▸ **Objective**
Identify the lines bearing the string "this" and gather them.

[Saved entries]
───

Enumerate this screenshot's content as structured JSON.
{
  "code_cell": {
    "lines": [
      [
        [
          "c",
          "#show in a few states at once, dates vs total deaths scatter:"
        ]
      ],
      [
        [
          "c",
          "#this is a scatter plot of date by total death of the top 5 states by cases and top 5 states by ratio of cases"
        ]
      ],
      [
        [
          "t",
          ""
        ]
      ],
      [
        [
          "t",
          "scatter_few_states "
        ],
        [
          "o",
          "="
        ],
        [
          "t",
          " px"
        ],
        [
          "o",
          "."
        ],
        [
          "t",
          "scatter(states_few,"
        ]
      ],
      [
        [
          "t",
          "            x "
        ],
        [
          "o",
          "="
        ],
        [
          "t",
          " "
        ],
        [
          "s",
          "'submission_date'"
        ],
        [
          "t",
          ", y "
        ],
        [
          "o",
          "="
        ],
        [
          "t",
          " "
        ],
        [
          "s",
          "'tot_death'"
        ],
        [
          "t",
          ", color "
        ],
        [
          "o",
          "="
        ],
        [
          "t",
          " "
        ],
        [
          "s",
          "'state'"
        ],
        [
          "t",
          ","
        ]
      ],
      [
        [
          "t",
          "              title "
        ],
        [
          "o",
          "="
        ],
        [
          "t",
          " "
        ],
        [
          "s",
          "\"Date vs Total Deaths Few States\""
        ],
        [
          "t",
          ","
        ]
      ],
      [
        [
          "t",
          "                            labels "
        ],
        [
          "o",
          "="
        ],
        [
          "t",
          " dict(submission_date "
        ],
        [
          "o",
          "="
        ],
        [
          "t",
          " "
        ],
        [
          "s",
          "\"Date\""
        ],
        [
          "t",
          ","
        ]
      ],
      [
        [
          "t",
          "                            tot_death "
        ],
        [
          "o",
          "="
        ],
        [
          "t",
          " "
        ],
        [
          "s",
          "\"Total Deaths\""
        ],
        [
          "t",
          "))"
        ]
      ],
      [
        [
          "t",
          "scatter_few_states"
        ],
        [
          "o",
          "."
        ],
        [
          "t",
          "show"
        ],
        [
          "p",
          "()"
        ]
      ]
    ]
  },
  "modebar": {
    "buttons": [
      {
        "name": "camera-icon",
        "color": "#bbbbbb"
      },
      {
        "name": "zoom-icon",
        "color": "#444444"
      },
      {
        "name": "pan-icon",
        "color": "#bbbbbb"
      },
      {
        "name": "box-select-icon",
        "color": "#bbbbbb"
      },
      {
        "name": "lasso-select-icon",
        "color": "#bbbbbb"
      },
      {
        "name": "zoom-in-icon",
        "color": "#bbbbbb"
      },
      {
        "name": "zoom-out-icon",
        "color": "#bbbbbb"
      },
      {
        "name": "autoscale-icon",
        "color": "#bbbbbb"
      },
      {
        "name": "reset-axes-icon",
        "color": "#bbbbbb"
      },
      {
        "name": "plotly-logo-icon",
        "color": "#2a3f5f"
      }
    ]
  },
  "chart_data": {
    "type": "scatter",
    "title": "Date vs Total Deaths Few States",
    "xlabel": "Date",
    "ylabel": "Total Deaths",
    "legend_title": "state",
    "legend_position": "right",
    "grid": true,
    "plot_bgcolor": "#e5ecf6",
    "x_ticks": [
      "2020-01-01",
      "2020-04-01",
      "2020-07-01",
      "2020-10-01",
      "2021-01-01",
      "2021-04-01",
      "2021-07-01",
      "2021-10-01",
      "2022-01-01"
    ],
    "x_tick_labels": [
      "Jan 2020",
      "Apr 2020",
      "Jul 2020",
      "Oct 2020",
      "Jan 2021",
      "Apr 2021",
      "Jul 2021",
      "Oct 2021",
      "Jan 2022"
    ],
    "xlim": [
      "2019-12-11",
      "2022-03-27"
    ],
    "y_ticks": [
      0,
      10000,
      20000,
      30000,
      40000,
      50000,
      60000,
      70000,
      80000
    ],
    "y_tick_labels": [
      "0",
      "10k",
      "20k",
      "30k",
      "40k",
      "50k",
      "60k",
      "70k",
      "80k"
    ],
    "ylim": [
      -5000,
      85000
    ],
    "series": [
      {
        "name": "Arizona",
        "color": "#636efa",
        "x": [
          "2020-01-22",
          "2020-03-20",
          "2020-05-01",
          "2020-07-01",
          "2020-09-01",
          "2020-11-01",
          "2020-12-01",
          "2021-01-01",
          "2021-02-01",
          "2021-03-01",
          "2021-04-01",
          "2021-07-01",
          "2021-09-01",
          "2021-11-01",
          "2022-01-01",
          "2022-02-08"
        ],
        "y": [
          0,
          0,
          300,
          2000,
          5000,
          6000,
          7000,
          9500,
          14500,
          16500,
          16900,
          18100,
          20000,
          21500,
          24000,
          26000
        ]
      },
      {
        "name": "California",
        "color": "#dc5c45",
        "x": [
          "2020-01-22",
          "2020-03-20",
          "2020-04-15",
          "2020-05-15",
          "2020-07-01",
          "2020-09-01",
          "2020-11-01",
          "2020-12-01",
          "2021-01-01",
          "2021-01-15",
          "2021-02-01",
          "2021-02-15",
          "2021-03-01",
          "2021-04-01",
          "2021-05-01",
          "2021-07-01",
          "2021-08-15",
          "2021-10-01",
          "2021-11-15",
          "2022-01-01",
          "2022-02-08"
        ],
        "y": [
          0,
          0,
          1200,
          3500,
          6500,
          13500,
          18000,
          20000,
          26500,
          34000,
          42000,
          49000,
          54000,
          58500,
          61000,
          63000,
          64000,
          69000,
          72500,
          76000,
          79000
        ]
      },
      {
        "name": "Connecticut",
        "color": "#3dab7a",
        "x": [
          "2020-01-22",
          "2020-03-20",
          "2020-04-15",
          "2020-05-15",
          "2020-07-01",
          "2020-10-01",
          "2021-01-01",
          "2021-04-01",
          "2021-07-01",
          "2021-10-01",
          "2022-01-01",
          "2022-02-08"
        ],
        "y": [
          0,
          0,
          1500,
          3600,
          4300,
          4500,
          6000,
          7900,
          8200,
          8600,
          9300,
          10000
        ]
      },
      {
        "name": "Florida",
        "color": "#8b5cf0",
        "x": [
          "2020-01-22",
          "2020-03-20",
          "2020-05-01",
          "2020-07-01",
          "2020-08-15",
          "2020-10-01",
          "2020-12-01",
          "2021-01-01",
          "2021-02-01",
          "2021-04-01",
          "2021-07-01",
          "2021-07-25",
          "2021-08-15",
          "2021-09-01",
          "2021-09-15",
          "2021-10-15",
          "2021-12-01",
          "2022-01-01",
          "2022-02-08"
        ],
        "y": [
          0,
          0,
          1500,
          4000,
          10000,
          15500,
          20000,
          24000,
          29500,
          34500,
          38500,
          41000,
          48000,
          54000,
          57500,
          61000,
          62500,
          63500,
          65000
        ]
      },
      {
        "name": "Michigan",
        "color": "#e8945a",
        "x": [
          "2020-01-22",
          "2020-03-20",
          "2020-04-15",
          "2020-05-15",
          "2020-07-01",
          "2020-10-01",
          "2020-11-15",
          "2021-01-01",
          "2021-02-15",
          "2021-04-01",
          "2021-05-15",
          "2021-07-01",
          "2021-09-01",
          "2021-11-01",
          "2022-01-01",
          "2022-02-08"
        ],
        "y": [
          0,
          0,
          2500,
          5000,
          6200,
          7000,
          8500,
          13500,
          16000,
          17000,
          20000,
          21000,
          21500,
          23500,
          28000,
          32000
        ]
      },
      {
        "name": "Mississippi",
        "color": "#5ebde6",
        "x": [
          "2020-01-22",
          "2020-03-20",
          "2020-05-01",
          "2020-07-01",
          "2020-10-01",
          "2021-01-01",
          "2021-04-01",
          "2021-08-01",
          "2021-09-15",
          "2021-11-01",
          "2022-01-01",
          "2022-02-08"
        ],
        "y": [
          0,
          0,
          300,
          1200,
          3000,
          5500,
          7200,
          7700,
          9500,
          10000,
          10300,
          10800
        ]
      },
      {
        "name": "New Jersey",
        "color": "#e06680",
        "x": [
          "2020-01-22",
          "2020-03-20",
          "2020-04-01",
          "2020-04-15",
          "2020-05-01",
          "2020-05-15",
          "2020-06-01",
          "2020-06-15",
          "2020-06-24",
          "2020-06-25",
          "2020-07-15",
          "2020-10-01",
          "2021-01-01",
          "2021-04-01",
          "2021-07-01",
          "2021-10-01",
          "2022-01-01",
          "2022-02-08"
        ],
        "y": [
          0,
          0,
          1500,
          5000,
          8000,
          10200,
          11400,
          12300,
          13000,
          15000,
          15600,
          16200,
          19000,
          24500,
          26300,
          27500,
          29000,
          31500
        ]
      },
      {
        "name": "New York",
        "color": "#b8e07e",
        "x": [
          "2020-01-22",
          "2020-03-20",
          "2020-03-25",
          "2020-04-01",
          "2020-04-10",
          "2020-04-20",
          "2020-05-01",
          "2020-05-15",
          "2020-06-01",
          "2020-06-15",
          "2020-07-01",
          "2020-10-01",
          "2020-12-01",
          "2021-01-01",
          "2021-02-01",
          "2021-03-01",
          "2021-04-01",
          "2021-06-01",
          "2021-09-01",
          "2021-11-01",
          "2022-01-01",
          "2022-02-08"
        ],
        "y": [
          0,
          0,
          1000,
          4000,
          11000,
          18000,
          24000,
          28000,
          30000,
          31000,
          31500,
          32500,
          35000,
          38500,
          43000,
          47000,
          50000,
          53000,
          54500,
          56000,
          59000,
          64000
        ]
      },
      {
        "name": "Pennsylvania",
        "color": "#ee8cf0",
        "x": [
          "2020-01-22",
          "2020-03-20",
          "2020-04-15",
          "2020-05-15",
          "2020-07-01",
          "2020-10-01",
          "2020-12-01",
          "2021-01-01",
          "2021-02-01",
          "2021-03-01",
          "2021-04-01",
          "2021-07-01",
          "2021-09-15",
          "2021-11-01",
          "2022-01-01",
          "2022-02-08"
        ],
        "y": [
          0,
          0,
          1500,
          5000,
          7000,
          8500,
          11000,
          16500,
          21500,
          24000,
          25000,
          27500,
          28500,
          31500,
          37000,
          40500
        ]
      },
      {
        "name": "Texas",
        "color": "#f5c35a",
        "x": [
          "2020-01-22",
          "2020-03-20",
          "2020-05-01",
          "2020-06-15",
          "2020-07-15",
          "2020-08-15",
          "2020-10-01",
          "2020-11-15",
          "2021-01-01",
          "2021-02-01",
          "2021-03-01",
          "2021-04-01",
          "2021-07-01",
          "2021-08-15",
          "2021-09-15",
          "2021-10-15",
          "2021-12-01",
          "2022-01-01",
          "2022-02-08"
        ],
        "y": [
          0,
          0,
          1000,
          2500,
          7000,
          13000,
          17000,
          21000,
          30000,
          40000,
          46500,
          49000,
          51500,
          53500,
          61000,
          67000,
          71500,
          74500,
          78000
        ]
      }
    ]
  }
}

───

▸ **Solved exercise**
Enumerate this screenshot's content as structured JSON.
          "#this is a scatter plot of date by total death of the top 5 states by cases and top 5 states by ratio of cases"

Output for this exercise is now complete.